### Problem to solve
Reproduce the closing part of the entries exactly: the line with "Read this page and output its text content." and all lines after it, ending with the last line, and nothing else.

### Supplied data

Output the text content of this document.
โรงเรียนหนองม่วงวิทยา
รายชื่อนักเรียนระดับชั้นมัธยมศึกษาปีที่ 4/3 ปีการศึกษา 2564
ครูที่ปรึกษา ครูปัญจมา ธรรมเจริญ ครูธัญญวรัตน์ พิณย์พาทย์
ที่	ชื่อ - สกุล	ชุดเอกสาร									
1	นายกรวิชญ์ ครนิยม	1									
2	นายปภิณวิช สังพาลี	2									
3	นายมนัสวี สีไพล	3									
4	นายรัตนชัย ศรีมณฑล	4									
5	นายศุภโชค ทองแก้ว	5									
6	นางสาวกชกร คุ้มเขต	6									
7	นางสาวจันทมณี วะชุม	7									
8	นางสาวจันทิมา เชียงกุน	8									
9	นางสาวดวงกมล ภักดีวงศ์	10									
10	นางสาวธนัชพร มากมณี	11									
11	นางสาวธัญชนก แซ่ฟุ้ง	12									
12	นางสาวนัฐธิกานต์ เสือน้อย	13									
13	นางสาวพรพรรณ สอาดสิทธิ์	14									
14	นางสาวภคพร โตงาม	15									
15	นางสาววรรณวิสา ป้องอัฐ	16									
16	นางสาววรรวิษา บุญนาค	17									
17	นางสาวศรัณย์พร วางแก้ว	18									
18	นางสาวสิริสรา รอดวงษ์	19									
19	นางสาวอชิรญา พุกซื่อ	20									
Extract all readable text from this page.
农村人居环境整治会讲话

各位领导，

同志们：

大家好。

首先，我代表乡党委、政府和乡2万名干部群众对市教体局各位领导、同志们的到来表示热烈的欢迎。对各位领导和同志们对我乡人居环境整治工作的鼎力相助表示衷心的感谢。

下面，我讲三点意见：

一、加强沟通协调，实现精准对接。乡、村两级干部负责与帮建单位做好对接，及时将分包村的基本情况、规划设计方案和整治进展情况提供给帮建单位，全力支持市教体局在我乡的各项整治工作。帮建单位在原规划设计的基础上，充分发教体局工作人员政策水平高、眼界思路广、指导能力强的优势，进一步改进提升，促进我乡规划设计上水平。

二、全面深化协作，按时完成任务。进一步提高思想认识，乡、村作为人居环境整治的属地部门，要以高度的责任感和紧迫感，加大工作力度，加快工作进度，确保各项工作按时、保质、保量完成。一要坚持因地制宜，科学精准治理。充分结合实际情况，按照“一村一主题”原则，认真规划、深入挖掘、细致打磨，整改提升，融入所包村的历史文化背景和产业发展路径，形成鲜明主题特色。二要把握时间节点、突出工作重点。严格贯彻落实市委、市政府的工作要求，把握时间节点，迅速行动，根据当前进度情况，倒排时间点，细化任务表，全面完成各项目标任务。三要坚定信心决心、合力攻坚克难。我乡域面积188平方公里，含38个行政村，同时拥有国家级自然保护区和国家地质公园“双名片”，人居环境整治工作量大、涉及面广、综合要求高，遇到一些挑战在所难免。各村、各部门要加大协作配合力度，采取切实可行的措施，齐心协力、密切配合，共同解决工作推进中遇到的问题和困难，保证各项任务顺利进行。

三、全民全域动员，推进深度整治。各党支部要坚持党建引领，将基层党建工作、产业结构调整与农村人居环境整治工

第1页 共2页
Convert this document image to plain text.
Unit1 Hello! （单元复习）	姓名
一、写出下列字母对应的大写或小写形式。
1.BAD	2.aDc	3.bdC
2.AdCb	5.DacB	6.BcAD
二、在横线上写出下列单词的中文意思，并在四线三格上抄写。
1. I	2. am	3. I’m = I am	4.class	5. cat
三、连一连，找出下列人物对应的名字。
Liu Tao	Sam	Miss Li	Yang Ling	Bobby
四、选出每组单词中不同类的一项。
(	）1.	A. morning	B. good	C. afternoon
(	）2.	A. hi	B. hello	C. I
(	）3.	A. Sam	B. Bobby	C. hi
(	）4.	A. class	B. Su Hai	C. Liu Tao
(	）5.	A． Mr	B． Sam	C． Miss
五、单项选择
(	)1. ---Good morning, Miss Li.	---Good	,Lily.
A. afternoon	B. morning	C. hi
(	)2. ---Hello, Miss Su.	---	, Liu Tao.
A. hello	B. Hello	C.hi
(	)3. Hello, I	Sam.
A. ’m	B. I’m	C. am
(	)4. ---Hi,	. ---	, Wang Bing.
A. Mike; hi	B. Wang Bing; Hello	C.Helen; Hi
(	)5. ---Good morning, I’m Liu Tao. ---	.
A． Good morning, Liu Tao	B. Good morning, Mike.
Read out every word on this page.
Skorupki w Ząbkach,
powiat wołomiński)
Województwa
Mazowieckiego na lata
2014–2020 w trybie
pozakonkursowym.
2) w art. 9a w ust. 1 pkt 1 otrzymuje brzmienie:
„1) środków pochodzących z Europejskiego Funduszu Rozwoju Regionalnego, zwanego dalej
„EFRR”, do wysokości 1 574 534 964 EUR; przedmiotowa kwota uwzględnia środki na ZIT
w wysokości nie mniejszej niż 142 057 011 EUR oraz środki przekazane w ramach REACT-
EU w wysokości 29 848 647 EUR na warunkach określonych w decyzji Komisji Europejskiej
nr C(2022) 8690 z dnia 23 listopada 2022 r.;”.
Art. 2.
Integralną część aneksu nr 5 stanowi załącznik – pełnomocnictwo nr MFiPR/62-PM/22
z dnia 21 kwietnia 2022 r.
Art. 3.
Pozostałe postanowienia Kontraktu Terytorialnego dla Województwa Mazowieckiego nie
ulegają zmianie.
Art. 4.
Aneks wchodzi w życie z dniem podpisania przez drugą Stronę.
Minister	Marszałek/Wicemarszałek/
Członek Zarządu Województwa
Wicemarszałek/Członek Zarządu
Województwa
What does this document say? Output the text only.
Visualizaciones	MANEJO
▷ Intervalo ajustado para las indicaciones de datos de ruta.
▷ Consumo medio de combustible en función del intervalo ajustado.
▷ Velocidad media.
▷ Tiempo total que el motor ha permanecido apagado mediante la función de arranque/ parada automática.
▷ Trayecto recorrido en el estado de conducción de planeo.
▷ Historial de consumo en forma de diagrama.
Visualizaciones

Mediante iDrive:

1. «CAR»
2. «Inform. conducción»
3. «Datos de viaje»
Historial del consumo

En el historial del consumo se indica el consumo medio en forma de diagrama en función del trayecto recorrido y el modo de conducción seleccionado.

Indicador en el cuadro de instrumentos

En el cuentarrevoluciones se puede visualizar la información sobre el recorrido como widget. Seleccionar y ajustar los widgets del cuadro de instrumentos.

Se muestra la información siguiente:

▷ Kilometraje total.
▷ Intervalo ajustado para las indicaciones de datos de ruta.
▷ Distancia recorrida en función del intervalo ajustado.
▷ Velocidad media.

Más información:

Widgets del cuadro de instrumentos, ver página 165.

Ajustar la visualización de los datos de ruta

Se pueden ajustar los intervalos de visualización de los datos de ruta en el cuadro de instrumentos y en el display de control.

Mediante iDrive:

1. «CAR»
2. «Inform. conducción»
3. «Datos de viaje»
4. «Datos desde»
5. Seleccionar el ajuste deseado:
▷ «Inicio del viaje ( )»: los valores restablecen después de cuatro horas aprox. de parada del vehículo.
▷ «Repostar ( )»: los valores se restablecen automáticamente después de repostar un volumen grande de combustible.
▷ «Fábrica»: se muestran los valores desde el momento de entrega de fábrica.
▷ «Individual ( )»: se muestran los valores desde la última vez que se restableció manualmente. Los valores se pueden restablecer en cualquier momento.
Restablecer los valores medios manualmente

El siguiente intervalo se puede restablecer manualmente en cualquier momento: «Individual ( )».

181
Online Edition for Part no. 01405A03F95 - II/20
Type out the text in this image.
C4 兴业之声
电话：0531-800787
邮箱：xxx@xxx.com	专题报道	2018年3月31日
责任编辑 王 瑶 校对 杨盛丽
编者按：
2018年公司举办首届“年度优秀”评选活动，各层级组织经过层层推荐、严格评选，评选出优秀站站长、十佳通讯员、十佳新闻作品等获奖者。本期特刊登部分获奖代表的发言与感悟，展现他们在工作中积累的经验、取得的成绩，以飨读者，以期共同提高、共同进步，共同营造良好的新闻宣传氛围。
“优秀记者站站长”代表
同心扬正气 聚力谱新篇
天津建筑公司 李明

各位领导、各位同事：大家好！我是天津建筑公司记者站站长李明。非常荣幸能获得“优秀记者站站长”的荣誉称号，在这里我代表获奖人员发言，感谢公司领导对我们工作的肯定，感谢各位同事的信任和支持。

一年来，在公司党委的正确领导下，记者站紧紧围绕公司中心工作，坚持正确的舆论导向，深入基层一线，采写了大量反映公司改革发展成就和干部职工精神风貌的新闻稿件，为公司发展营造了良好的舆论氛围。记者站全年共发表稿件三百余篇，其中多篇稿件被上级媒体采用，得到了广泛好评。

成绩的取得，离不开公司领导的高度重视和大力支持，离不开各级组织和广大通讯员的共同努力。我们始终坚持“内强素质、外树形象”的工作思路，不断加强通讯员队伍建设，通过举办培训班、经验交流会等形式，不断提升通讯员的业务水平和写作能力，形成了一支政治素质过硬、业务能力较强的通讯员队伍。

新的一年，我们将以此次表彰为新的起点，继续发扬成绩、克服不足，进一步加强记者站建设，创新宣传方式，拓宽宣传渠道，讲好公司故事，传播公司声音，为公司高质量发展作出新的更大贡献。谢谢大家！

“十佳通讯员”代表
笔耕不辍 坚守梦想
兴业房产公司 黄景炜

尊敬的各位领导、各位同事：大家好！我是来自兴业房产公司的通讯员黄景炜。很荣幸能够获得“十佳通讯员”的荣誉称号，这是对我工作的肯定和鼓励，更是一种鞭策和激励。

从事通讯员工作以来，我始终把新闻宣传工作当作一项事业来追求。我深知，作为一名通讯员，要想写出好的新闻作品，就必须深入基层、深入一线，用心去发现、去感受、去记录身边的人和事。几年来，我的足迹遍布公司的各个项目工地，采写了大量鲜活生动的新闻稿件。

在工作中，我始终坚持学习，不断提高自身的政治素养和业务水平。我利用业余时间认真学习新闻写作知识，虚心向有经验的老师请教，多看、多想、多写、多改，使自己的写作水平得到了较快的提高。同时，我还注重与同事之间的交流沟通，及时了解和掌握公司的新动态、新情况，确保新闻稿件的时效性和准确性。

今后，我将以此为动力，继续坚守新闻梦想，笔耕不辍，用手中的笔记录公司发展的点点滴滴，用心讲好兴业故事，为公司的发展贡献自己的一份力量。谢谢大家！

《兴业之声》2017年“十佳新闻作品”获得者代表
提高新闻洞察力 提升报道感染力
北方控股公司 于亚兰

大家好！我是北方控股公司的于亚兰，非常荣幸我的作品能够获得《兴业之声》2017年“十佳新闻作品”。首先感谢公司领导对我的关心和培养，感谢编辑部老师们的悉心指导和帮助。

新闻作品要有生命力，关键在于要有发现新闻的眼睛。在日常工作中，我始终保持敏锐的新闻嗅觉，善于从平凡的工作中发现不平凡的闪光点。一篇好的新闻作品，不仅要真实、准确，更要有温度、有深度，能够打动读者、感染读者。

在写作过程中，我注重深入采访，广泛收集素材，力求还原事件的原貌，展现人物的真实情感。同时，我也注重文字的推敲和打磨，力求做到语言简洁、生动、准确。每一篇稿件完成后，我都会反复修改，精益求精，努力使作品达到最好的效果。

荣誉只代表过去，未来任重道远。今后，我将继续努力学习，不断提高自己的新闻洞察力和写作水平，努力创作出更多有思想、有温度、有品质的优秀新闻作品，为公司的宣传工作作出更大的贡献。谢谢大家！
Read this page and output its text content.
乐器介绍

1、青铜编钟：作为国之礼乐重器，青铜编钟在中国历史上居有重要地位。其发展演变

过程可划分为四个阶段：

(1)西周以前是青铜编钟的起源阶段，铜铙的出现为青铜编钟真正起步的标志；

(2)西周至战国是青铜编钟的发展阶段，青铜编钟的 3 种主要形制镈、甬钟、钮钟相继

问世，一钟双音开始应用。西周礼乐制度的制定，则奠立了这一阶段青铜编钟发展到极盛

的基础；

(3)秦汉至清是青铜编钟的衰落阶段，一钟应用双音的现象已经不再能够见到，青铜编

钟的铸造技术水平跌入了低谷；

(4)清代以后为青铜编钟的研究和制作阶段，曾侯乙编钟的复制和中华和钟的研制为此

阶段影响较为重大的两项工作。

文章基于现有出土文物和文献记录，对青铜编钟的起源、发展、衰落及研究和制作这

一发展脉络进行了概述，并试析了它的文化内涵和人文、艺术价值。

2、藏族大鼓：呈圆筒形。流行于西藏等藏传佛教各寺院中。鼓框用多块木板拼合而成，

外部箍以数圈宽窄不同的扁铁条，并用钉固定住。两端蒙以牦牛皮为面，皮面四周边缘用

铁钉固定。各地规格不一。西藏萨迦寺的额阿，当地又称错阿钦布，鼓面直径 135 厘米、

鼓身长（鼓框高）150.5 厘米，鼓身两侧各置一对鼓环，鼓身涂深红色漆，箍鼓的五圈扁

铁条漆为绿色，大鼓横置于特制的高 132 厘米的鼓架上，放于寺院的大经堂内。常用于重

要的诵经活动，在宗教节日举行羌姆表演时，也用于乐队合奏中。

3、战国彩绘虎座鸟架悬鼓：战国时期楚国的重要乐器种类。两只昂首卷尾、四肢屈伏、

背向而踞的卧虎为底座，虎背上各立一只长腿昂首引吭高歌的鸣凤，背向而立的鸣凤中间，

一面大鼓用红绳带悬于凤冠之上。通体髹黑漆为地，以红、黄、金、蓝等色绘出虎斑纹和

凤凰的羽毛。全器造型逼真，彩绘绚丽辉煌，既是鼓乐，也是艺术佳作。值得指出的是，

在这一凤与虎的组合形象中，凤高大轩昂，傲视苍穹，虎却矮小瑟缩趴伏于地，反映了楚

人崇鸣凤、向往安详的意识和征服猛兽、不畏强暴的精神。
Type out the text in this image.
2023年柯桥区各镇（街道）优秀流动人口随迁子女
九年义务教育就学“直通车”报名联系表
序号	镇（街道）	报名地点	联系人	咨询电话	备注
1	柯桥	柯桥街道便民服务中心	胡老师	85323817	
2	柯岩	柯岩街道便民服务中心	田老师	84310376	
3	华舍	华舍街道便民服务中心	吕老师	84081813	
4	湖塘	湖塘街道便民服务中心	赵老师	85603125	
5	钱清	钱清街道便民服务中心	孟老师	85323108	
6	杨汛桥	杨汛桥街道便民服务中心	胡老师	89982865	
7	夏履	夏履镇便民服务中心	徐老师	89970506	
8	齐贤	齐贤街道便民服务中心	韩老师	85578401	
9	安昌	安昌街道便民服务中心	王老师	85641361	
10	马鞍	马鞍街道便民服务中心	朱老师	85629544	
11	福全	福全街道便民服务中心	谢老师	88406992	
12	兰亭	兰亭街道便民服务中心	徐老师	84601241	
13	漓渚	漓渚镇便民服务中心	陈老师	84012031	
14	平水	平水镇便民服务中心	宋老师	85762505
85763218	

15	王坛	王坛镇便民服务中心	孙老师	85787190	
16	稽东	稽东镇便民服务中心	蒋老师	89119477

### Answer for the task
Read this page and output its text content.
乐器介绍

1、青铜编钟：作为国之礼乐重器，青铜编钟在中国历史上居有重要地位。其发展演变

过程可划分为四个阶段：

(1)西周以前是青铜编钟的起源阶段，铜铙的出现为青铜编钟真正起步的标志；

(2)西周至战国是青铜编钟的发展阶段，青铜编钟的 3 种主要形制镈、甬钟、钮钟相继

问世，一钟双音开始应用。西周礼乐制度的制定，则奠立了这一阶段青铜编钟发展到极盛

的基础；

(3)秦汉至清是青铜编钟的衰落阶段，一钟应用双音的现象已经不再能够见到，青铜编

钟的铸造技术水平跌入了低谷；

(4)清代以后为青铜编钟的研究和制作阶段，曾侯乙编钟的复制和中华和钟的研制为此

阶段影响较为重大的两项工作。

文章基于现有出土文物和文献记录，对青铜编钟的起源、发展、衰落及研究和制作这

一发展脉络进行了概述，并试析了它的文化内涵和人文、艺术价值。

2、藏族大鼓：呈圆筒形。流行于西藏等藏传佛教各寺院中。鼓框用多块木板拼合而成，

外部箍以数圈宽窄不同的扁铁条，并用钉固定住。两端蒙以牦牛皮为面，皮面四周边缘用

铁钉固定。各地规格不一。西藏萨迦寺的额阿，当地又称错阿钦布，鼓面直径 135 厘米、

鼓身长（鼓框高）150.5 厘米，鼓身两侧各置一对鼓环，鼓身涂深红色漆，箍鼓的五圈扁

铁条漆为绿色，大鼓横置于特制的高 132 厘米的鼓架上，放于寺院的大经堂内。常用于重

要的诵经活动，在宗教节日举行羌姆表演时，也用于乐队合奏中。

3、战国彩绘虎座鸟架悬鼓：战国时期楚国的重要乐器种类。两只昂首卷尾、四肢屈伏、

背向而踞的卧虎为底座，虎背上各立一只长腿昂首引吭高歌的鸣凤，背向而立的鸣凤中间，

一面大鼓用红绳带悬于凤冠之上。通体髹黑漆为地，以红、黄、金、蓝等色绘出虎斑纹和

凤凰的羽毛。全器造型逼真，彩绘绚丽辉煌，既是鼓乐，也是艺术佳作。值得指出的是，

在这一凤与虎的组合形象中，凤高大轩昂，傲视苍穹，虎却矮小瑟缩趴伏于地，反映了楚

人崇鸣凤、向往安详的意识和征服猛兽、不畏强暴的精神。
Type out the text in this image.
2023年柯桥区各镇（街道）优秀流动人口随迁子女
九年义务教育就学“直通车”报名联系表
序号	镇（街道）	报名地点	联系人	咨询电话	备注
1	柯桥	柯桥街道便民服务中心	胡老师	85323817	
2	柯岩	柯岩街道便民服务中心	田老师	84310376	
3	华舍	华舍街道便民服务中心	吕老师	84081813	
4	湖塘	湖塘街道便民服务中心	赵老师	85603125	
5	钱清	钱清街道便民服务中心	孟老师	85323108	
6	杨汛桥	杨汛桥街道便民服务中心	胡老师	89982865	
7	夏履	夏履镇便民服务中心	徐老师	89970506	
8	齐贤	齐贤街道便民服务中心	韩老师	85578401	
9	安昌	安昌街道便民服务中心	王老师	85641361	
10	马鞍	马鞍街道便民服务中心	朱老师	85629544	
11	福全	福全街道便民服务中心	谢老师	88406992	
12	兰亭	兰亭街道便民服务中心	徐老师	84601241	
13	漓渚	漓渚镇便民服务中心	陈老师	84012031	
14	平水	平水镇便民服务中心	宋老师	85762505
85763218	

15	王坛	王坛镇便民服务中心	孙老师	85787190	
16	稽东	稽东镇便民服务中心	蒋老师	89119477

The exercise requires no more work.